## Your task
Gather all lines in the records below that include the word "person".

## Dataset
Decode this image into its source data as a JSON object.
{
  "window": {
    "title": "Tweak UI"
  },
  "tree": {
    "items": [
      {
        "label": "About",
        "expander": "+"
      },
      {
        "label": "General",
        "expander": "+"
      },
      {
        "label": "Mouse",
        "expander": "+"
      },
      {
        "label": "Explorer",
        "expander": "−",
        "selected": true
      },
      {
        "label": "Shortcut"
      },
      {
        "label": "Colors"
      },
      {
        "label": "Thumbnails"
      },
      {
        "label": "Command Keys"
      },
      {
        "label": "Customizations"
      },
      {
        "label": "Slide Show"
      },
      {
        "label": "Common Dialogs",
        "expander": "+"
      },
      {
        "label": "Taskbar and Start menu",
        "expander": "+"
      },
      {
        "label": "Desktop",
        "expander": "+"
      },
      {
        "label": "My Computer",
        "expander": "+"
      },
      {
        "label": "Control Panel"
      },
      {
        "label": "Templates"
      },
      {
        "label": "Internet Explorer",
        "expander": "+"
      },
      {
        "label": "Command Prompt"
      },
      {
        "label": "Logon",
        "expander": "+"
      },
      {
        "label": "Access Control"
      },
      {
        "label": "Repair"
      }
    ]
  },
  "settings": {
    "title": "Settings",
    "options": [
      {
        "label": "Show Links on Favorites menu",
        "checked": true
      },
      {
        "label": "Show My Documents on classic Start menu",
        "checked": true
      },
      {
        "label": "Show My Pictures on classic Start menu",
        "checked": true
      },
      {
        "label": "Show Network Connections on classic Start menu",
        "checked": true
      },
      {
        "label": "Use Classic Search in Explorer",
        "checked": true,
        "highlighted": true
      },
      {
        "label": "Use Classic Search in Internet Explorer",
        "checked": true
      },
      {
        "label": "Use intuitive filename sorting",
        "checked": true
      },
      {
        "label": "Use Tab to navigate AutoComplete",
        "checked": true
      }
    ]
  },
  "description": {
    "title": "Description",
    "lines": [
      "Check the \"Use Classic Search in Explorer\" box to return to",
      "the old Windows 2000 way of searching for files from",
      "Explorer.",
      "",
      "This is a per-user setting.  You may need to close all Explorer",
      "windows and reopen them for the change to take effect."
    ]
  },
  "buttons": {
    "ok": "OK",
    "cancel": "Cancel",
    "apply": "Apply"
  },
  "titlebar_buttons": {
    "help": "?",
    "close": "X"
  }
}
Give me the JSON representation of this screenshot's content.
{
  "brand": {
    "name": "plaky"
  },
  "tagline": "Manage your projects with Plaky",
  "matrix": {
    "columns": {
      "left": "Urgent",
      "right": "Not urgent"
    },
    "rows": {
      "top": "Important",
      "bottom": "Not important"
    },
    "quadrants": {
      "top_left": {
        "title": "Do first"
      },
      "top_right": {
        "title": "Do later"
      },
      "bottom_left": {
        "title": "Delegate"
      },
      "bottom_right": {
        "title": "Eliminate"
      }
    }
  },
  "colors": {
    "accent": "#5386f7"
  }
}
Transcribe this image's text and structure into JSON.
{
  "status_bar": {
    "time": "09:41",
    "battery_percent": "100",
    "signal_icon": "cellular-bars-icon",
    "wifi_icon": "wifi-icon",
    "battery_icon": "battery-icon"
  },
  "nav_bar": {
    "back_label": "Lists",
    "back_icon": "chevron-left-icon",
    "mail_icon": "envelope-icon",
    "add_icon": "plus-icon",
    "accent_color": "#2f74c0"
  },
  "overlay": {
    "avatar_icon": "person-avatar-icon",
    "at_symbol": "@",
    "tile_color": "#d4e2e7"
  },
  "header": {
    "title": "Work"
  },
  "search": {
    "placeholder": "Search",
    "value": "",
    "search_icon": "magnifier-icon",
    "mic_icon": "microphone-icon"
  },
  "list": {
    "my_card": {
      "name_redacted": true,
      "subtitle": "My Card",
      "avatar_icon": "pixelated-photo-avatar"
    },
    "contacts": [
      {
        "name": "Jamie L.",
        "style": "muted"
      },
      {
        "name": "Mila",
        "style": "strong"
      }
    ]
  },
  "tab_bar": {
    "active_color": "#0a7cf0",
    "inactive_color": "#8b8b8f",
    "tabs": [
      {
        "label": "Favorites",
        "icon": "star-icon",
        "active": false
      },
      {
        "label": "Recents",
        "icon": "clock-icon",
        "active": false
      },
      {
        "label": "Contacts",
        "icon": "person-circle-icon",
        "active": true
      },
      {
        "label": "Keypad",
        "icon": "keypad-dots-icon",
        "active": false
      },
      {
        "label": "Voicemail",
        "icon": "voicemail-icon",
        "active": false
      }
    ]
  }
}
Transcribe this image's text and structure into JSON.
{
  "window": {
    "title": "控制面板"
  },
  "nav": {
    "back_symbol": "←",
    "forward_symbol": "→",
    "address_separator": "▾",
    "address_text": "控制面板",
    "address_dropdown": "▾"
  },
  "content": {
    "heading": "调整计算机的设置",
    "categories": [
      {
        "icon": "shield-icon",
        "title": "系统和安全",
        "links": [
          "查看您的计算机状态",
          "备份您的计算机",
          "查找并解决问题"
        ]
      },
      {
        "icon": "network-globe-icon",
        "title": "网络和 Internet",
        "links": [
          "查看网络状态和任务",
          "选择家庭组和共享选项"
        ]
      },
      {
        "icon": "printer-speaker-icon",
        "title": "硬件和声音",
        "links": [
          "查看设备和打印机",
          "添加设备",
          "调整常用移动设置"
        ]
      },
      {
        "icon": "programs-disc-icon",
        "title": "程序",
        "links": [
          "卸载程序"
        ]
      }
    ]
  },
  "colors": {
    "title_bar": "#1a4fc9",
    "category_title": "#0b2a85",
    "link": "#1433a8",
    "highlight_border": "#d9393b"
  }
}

## Correct answer
    "avatar_icon": "person-avatar-icon",
        "icon": "person-circle-icon",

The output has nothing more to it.